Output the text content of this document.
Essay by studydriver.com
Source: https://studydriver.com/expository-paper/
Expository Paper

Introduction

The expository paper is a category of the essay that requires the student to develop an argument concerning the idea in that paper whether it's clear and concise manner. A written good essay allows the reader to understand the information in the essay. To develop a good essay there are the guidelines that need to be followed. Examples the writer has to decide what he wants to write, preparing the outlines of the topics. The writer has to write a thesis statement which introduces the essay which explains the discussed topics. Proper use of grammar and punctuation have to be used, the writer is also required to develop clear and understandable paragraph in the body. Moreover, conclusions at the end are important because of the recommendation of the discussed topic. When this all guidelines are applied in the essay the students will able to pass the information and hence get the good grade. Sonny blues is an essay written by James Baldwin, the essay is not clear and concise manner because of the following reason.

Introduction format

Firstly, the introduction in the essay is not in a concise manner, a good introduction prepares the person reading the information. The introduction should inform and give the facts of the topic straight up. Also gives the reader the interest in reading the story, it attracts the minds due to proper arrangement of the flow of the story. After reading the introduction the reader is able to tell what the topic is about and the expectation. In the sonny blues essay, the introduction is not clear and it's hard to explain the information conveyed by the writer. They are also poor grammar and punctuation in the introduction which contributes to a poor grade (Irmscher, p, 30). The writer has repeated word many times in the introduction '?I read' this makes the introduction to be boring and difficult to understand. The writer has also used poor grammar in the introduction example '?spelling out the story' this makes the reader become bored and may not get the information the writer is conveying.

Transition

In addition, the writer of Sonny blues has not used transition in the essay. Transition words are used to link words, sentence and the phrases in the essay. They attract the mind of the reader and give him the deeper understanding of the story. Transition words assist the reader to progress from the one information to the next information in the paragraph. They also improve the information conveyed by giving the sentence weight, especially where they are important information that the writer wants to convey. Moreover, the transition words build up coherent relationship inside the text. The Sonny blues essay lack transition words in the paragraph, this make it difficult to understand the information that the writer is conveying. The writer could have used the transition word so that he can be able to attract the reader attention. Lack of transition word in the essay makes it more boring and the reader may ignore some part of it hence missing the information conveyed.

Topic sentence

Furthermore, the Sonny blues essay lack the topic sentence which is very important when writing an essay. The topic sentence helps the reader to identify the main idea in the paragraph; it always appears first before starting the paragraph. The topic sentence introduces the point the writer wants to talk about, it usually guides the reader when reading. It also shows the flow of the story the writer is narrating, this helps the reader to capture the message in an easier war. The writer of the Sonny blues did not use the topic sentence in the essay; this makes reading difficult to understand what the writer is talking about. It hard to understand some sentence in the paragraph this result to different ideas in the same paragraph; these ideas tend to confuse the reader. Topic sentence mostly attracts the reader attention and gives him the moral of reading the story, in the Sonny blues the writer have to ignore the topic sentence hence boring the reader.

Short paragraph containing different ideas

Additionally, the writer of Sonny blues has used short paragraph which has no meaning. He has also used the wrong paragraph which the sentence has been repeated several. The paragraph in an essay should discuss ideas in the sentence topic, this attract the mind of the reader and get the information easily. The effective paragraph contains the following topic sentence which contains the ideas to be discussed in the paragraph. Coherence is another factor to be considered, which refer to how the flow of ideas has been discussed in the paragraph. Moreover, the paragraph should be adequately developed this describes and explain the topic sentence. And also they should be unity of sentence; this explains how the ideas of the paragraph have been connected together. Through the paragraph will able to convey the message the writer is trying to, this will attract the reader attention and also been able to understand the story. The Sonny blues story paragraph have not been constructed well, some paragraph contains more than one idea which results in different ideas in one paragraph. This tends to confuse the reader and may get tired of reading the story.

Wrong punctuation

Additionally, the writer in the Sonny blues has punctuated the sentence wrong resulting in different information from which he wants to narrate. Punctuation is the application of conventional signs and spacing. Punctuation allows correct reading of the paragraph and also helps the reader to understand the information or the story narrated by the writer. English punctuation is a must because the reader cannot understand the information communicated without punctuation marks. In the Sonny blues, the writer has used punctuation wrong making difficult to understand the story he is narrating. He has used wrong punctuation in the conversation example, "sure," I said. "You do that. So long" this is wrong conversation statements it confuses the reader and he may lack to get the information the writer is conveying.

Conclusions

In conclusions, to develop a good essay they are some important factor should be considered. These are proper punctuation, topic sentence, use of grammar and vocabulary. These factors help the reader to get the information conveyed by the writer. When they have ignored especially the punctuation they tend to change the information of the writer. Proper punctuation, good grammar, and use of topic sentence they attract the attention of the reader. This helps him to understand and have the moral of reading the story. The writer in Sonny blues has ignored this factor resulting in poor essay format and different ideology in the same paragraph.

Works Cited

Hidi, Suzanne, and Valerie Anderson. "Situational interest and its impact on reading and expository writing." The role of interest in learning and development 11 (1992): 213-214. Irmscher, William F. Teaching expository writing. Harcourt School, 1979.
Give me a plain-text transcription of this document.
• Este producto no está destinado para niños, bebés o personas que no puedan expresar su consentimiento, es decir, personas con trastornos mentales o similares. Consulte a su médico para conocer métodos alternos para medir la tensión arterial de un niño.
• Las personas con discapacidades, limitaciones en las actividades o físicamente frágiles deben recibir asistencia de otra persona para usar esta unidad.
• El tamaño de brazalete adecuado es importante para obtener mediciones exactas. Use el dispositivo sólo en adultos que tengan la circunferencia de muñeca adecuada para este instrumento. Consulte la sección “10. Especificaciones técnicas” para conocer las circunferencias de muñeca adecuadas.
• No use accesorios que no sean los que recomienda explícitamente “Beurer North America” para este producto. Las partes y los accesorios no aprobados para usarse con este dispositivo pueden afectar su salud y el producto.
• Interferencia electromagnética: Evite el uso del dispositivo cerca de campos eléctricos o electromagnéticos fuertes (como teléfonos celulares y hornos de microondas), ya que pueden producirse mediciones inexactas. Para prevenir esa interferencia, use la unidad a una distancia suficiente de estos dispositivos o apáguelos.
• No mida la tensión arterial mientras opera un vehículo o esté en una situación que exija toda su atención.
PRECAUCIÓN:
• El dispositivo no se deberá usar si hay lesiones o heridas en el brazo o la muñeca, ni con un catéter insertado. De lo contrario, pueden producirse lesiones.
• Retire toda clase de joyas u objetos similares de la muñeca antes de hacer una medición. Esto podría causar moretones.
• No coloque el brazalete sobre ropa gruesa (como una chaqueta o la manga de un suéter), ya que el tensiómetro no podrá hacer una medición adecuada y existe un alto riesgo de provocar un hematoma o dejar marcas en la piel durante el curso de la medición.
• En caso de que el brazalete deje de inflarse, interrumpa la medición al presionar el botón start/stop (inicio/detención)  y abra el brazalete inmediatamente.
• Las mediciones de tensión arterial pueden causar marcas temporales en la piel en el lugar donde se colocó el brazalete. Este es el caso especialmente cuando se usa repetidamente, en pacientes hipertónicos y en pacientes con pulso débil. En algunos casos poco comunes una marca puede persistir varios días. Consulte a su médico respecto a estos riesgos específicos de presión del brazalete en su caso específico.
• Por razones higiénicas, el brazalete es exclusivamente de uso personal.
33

┄┄┄┄┄┄

• To be done: Count the lines of the material that include the word "piel", then state only the total.

• Problem solution: 2